- [DIRECTIONS]
Write out every line of the material exactly as it appears.

- [RECORDED DATA]
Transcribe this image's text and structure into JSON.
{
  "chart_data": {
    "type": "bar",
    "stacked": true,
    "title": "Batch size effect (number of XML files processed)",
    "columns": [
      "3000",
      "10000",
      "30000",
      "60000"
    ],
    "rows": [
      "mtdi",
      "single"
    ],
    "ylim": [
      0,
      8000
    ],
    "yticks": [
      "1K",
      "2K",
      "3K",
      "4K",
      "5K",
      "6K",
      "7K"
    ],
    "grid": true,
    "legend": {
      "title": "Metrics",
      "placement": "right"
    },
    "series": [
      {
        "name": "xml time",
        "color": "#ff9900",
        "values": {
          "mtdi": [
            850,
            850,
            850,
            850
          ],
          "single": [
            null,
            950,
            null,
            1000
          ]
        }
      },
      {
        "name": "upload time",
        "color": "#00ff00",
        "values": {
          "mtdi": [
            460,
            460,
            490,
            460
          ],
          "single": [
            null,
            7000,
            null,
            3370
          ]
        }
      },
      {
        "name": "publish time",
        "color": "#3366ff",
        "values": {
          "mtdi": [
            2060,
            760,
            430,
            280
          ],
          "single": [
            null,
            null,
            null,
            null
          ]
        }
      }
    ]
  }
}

- [EXERCISE ANSWER]
Transcribe this image's text and structure into JSON.
{
  "chart_data": {
    "type": "bar",
    "stacked": true,
    "title": "Batch size effect (number of XML files processed)",
    "columns": [
      "3000",
      "10000",
      "30000",
      "60000"
    ],
    "rows": [
      "mtdi",
      "single"
    ],
    "ylim": [
      0,
      8000
    ],
    "yticks": [
      "1K",
      "2K",
      "3K",
      "4K",
      "5K",
      "6K",
      "7K"
    ],
    "grid": true,
    "legend": {
      "title": "Metrics",
      "placement": "right"
    },
    "series": [
      {
        "name": "xml time",
        "color": "#ff9900",
        "values": {
          "mtdi": [
            850,
            850,
            850,
            850
          ],
          "single": [
            null,
            950,
            null,
            1000
          ]
        }
      },
      {
        "name": "upload time",
        "color": "#00ff00",
        "values": {
          "mtdi": [
            460,
            460,
            490,
            460
          ],
          "single": [
            null,
            7000,
            null,
            3370
          ]
        }
      },
      {
        "name": "publish time",
        "color": "#3366ff",
        "values": {
          "mtdi": [
            2060,
            760,
            430,
            280
          ],
          "single": [
            null,
            null,
            null,
            null
          ]
        }
      }
    ]
  }
}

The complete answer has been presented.